# EXERCISE
Locate each line of the material that contains "SCREW", then return it.
━━━ PROVIDED ENTRIES ━━━
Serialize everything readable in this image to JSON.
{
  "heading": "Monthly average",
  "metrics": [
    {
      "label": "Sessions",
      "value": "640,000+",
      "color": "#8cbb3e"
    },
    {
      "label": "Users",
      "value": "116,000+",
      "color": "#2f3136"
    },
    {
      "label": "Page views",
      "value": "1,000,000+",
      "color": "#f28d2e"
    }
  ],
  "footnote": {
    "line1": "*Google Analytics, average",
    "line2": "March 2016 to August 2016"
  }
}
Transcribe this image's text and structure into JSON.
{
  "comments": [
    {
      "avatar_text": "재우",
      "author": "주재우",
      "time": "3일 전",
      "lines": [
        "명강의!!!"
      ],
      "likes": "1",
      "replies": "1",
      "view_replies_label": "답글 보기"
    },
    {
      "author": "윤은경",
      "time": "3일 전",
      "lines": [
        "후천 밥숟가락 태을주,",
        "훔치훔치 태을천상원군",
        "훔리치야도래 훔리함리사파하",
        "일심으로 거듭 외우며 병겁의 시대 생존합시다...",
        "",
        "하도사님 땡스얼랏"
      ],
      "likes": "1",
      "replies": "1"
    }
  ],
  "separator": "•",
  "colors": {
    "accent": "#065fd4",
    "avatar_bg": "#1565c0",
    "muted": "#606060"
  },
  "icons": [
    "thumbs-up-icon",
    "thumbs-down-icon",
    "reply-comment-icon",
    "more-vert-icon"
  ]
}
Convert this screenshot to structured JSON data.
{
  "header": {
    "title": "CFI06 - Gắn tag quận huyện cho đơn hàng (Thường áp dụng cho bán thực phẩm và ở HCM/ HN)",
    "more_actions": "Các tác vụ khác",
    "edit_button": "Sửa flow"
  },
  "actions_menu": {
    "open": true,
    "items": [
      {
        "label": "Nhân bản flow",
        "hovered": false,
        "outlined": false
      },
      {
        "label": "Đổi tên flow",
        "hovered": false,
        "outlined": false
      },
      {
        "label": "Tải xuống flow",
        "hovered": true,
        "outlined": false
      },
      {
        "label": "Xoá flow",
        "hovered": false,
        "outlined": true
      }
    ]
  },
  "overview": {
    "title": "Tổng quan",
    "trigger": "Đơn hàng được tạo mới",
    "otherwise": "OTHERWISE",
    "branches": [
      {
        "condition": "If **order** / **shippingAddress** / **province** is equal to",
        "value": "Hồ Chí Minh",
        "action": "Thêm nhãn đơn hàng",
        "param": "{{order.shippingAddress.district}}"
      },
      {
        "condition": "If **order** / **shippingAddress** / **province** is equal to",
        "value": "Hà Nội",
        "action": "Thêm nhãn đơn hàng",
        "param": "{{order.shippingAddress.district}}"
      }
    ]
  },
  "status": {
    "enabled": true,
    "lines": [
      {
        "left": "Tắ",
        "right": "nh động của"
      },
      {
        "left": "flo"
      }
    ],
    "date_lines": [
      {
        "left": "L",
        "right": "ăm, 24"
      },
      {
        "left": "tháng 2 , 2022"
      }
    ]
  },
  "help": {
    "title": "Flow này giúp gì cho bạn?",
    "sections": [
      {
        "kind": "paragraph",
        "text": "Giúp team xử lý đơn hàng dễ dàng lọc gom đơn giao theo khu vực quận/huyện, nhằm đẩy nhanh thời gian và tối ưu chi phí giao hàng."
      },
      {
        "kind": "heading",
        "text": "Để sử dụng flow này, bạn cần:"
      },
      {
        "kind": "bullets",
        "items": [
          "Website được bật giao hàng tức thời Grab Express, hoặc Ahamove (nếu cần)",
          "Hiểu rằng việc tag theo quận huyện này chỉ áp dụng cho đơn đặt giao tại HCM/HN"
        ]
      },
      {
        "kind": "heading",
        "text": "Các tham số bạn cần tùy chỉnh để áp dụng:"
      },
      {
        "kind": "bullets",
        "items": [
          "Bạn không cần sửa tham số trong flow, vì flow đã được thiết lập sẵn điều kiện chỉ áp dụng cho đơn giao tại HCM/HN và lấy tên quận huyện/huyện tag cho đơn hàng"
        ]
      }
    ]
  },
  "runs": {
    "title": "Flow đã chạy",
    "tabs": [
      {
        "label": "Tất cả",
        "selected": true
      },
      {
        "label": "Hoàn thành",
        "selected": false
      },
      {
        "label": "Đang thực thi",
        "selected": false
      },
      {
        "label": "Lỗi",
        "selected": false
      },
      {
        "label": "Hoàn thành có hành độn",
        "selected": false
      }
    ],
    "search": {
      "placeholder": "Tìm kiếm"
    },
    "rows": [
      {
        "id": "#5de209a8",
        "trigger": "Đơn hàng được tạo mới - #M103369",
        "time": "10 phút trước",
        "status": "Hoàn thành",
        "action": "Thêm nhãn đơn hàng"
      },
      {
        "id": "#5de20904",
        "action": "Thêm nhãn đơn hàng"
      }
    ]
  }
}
━━━
━━━ PROVIDED ENTRIES ━━━
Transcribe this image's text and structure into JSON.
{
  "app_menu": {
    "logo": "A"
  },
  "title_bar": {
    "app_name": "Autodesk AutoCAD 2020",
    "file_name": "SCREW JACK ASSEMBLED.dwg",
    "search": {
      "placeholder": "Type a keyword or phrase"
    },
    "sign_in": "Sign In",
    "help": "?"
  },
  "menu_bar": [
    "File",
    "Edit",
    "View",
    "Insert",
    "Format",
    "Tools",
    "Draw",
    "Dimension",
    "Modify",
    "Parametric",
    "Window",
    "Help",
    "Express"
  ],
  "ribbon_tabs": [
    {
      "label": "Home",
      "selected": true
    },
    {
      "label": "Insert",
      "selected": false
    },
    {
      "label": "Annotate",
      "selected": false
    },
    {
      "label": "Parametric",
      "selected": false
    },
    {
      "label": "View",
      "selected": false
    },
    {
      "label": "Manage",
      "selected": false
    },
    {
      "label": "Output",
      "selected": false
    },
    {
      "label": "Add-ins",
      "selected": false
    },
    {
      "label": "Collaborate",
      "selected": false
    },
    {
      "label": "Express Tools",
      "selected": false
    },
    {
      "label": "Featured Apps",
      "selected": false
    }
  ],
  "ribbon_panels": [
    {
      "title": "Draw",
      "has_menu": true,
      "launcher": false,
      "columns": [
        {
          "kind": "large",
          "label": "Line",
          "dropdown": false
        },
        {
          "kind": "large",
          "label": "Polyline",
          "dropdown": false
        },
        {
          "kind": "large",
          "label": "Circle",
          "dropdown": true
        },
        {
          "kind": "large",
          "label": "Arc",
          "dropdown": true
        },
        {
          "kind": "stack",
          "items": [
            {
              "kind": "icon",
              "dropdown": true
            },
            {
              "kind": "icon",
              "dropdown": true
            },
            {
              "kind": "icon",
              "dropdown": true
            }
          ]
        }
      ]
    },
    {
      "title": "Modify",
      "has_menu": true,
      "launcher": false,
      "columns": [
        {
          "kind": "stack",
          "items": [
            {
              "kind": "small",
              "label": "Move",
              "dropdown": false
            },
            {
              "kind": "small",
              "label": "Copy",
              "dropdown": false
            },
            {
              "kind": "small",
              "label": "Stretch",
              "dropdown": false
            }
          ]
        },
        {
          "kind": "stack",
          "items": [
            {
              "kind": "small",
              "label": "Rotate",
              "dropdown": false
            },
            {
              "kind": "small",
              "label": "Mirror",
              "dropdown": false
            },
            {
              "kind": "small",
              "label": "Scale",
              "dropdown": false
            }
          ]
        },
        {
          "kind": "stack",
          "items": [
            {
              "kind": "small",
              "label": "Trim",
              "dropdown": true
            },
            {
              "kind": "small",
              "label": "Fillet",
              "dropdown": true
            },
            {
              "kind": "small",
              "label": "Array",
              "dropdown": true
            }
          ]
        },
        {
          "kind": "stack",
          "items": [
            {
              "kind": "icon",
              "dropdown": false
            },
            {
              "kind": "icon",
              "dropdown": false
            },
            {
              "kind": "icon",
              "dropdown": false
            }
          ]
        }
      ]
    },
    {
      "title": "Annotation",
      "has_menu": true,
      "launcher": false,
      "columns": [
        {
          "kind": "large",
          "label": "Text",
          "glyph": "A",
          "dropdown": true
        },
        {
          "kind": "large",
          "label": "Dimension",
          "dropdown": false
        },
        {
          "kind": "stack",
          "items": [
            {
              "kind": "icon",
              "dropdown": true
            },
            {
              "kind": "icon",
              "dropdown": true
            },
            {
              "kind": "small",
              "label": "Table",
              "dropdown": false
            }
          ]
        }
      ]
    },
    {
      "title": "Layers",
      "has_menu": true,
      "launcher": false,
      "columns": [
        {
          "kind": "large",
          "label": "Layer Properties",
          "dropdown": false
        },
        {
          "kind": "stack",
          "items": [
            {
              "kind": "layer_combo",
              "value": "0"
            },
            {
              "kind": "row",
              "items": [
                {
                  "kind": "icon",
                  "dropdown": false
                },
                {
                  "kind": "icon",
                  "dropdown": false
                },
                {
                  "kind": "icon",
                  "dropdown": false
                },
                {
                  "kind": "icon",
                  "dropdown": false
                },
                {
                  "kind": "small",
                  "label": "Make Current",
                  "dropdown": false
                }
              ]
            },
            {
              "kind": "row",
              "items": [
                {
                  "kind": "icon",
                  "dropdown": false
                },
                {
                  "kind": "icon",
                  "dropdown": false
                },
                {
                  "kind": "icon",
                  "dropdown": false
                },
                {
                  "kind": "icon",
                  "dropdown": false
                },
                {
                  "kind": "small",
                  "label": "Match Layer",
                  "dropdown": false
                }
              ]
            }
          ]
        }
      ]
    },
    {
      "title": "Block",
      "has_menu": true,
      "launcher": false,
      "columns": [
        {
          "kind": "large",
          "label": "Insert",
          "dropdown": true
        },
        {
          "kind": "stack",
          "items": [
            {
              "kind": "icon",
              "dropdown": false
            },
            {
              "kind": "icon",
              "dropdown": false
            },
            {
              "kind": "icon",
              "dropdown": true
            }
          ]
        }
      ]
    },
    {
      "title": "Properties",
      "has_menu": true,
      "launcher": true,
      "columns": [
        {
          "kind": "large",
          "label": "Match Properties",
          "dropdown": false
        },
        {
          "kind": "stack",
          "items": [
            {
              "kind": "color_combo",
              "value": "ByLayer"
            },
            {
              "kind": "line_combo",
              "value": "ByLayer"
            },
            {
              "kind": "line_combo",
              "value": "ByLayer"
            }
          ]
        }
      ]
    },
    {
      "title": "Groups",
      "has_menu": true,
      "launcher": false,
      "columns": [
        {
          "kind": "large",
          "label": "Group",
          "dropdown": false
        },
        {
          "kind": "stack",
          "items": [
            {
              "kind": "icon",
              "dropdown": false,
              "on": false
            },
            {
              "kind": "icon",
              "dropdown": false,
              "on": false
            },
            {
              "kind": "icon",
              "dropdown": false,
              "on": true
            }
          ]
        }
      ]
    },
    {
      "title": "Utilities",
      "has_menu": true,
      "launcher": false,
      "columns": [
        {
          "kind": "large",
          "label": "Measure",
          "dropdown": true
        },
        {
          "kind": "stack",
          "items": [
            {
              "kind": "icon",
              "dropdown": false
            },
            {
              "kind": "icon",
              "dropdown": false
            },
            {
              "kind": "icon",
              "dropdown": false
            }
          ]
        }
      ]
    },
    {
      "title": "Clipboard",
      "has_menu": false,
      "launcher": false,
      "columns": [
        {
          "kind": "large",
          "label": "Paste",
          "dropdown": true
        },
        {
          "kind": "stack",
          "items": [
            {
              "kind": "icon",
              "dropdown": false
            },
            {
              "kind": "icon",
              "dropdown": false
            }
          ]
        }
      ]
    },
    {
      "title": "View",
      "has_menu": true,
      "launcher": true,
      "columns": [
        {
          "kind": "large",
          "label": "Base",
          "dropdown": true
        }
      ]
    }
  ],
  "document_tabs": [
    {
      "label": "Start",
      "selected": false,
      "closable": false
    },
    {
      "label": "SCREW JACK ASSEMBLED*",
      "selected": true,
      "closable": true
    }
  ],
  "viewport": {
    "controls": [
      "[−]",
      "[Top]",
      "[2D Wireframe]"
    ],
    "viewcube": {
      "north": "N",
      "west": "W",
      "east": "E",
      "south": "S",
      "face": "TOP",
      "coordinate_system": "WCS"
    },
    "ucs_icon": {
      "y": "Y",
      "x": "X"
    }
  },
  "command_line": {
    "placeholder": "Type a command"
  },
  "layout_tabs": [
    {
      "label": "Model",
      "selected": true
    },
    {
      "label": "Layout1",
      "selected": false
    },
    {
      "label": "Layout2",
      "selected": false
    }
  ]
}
━━━
# TASK SOLUTION
    "file_name": "SCREW JACK ASSEMBLED.dwg",
      "label": "SCREW JACK ASSEMBLED*",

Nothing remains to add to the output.